### Brief
Restate, word for word, all of the material shown below.

......

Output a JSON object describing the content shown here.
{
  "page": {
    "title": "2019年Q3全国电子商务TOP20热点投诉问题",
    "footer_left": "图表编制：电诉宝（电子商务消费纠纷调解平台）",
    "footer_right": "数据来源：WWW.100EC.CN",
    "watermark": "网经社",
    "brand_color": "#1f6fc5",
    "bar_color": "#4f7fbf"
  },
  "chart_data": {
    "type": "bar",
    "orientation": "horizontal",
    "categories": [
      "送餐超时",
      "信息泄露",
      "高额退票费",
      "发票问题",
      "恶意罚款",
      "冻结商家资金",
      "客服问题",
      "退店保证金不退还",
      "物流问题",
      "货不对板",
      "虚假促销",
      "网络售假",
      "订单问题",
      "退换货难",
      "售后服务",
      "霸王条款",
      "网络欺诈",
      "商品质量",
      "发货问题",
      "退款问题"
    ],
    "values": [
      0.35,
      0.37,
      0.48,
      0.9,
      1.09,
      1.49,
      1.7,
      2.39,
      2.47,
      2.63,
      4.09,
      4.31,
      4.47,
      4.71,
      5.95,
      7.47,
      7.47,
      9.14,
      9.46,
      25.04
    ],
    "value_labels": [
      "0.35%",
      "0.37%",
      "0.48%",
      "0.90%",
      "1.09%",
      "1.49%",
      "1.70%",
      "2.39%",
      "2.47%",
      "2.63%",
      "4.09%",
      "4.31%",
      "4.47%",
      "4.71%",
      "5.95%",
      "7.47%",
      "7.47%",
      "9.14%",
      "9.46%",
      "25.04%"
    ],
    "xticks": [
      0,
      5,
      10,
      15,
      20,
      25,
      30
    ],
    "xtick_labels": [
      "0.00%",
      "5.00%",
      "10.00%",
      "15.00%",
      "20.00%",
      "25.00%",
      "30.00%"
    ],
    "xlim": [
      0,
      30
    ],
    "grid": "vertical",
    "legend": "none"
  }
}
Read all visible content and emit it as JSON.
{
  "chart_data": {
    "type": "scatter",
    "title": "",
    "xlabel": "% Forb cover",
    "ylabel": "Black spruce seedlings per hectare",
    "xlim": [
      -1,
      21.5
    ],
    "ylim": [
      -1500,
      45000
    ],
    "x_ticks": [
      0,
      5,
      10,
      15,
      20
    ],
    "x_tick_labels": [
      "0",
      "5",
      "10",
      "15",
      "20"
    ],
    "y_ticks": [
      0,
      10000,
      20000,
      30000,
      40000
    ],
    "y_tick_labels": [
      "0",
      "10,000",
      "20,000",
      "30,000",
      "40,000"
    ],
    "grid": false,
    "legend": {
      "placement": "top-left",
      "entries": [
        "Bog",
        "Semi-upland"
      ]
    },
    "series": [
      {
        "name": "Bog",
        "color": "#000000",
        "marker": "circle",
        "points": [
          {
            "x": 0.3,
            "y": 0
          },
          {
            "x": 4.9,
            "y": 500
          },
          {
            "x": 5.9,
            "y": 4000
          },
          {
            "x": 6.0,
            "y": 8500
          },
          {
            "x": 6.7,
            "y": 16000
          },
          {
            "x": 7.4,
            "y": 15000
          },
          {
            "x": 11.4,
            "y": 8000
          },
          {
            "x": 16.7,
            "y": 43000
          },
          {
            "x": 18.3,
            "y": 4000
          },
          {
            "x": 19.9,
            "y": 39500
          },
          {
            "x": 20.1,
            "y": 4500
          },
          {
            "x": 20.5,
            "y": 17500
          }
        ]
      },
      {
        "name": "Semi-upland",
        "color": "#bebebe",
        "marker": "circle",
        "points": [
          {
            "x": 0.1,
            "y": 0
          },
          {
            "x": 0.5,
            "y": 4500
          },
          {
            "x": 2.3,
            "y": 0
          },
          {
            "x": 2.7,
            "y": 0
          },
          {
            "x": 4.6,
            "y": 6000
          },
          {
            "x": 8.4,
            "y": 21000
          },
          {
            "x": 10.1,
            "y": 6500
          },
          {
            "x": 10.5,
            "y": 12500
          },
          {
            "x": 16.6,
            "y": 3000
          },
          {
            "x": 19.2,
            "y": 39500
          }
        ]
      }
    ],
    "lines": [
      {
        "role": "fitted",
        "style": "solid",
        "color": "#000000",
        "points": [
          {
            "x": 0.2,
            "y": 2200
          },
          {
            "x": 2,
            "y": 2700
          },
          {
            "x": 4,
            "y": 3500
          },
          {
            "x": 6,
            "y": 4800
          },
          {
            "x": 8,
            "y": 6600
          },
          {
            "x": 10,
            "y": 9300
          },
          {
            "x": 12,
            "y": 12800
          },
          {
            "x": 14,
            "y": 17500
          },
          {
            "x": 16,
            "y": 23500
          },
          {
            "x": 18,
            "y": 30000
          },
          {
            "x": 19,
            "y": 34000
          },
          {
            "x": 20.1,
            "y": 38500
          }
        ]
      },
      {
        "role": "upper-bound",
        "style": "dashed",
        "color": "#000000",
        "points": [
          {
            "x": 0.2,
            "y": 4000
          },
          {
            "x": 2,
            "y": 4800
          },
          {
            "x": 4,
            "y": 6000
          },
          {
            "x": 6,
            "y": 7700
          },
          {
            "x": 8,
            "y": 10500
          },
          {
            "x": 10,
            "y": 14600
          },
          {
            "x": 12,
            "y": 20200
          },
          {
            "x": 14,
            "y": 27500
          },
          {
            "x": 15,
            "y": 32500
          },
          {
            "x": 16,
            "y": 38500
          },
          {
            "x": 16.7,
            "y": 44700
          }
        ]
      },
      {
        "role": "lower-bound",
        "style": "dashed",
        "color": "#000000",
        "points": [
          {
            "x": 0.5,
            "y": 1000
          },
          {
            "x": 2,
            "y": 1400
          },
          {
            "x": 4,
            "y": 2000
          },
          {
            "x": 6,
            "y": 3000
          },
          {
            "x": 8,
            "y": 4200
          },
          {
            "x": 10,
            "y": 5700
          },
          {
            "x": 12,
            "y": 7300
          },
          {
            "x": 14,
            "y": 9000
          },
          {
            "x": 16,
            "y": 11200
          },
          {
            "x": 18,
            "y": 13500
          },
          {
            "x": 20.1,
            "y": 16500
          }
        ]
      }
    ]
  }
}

......

### Exercise result
Output a JSON object describing the content shown here.
{
  "page": {
    "title": "2019年Q3全国电子商务TOP20热点投诉问题",
    "footer_left": "图表编制：电诉宝（电子商务消费纠纷调解平台）",
    "footer_right": "数据来源：WWW.100EC.CN",
    "watermark": "网经社",
    "brand_color": "#1f6fc5",
    "bar_color": "#4f7fbf"
  },
  "chart_data": {
    "type": "bar",
    "orientation": "horizontal",
    "categories": [
      "送餐超时",
      "信息泄露",
      "高额退票费",
      "发票问题",
      "恶意罚款",
      "冻结商家资金",
      "客服问题",
      "退店保证金不退还",
      "物流问题",
      "货不对板",
      "虚假促销",
      "网络售假",
      "订单问题",
      "退换货难",
      "售后服务",
      "霸王条款",
      "网络欺诈",
      "商品质量",
      "发货问题",
      "退款问题"
    ],
    "values": [
      0.35,
      0.37,
      0.48,
      0.9,
      1.09,
      1.49,
      1.7,
      2.39,
      2.47,
      2.63,
      4.09,
      4.31,
      4.47,
      4.71,
      5.95,
      7.47,
      7.47,
      9.14,
      9.46,
      25.04
    ],
    "value_labels": [
      "0.35%",
      "0.37%",
      "0.48%",
      "0.90%",
      "1.09%",
      "1.49%",
      "1.70%",
      "2.39%",
      "2.47%",
      "2.63%",
      "4.09%",
      "4.31%",
      "4.47%",
      "4.71%",
      "5.95%",
      "7.47%",
      "7.47%",
      "9.14%",
      "9.46%",
      "25.04%"
    ],
    "xticks": [
      0,
      5,
      10,
      15,
      20,
      25,
      30
    ],
    "xtick_labels": [
      "0.00%",
      "5.00%",
      "10.00%",
      "15.00%",
      "20.00%",
      "25.00%",
      "30.00%"
    ],
    "xlim": [
      0,
      30
    ],
    "grid": "vertical",
    "legend": "none"
  }
}
Read all visible content and emit it as JSON.
{
  "chart_data": {
    "type": "scatter",
    "title": "",
    "xlabel": "% Forb cover",
    "ylabel": "Black spruce seedlings per hectare",
    "xlim": [
      -1,
      21.5
    ],
    "ylim": [
      -1500,
      45000
    ],
    "x_ticks": [
      0,
      5,
      10,
      15,
      20
    ],
    "x_tick_labels": [
      "0",
      "5",
      "10",
      "15",
      "20"
    ],
    "y_ticks": [
      0,
      10000,
      20000,
      30000,
      40000
    ],
    "y_tick_labels": [
      "0",
      "10,000",
      "20,000",
      "30,000",
      "40,000"
    ],
    "grid": false,
    "legend": {
      "placement": "top-left",
      "entries": [
        "Bog",
        "Semi-upland"
      ]
    },
    "series": [
      {
        "name": "Bog",
        "color": "#000000",
        "marker": "circle",
        "points": [
          {
            "x": 0.3,
            "y": 0
          },
          {
            "x": 4.9,
            "y": 500
          },
          {
            "x": 5.9,
            "y": 4000
          },
          {
            "x": 6.0,
            "y": 8500
          },
          {
            "x": 6.7,
            "y": 16000
          },
          {
            "x": 7.4,
            "y": 15000
          },
          {
            "x": 11.4,
            "y": 8000
          },
          {
            "x": 16.7,
            "y": 43000
          },
          {
            "x": 18.3,
            "y": 4000
          },
          {
            "x": 19.9,
            "y": 39500
          },
          {
            "x": 20.1,
            "y": 4500
          },
          {
            "x": 20.5,
            "y": 17500
          }
        ]
      },
      {
        "name": "Semi-upland",
        "color": "#bebebe",
        "marker": "circle",
        "points": [
          {
            "x": 0.1,
            "y": 0
          },
          {
            "x": 0.5,
            "y": 4500
          },
          {
            "x": 2.3,
            "y": 0
          },
          {
            "x": 2.7,
            "y": 0
          },
          {
            "x": 4.6,
            "y": 6000
          },
          {
            "x": 8.4,
            "y": 21000
          },
          {
            "x": 10.1,
            "y": 6500
          },
          {
            "x": 10.5,
            "y": 12500
          },
          {
            "x": 16.6,
            "y": 3000
          },
          {
            "x": 19.2,
            "y": 39500
          }
        ]
      }
    ],
    "lines": [
      {
        "role": "fitted",
        "style": "solid",
        "color": "#000000",
        "points": [
          {
            "x": 0.2,
            "y": 2200
          },
          {
            "x": 2,
            "y": 2700
          },
          {
            "x": 4,
            "y": 3500
          },
          {
            "x": 6,
            "y": 4800
          },
          {
            "x": 8,
            "y": 6600
          },
          {
            "x": 10,
            "y": 9300
          },
          {
            "x": 12,
            "y": 12800
          },
          {
            "x": 14,
            "y": 17500
          },
          {
            "x": 16,
            "y": 23500
          },
          {
            "x": 18,
            "y": 30000
          },
          {
            "x": 19,
            "y": 34000
          },
          {
            "x": 20.1,
            "y": 38500
          }
        ]
      },
      {
        "role": "upper-bound",
        "style": "dashed",
        "color": "#000000",
        "points": [
          {
            "x": 0.2,
            "y": 4000
          },
          {
            "x": 2,
            "y": 4800
          },
          {
            "x": 4,
            "y": 6000
          },
          {
            "x": 6,
            "y": 7700
          },
          {
            "x": 8,
            "y": 10500
          },
          {
            "x": 10,
            "y": 14600
          },
          {
            "x": 12,
            "y": 20200
          },
          {
            "x": 14,
            "y": 27500
          },
          {
            "x": 15,
            "y": 32500
          },
          {
            "x": 16,
            "y": 38500
          },
          {
            "x": 16.7,
            "y": 44700
          }
        ]
      },
      {
        "role": "lower-bound",
        "style": "dashed",
        "color": "#000000",
        "points": [
          {
            "x": 0.5,
            "y": 1000
          },
          {
            "x": 2,
            "y": 1400
          },
          {
            "x": 4,
            "y": 2000
          },
          {
            "x": 6,
            "y": 3000
          },
          {
            "x": 8,
            "y": 4200
          },
          {
            "x": 10,
            "y": 5700
          },
          {
            "x": 12,
            "y": 7300
          },
          {
            "x": 14,
            "y": 9000
          },
          {
            "x": 16,
            "y": 11200
          },
          {
            "x": 18,
            "y": 13500
          },
          {
            "x": 20.1,
            "y": 16500
          }
        ]
      }
    ]
  }
}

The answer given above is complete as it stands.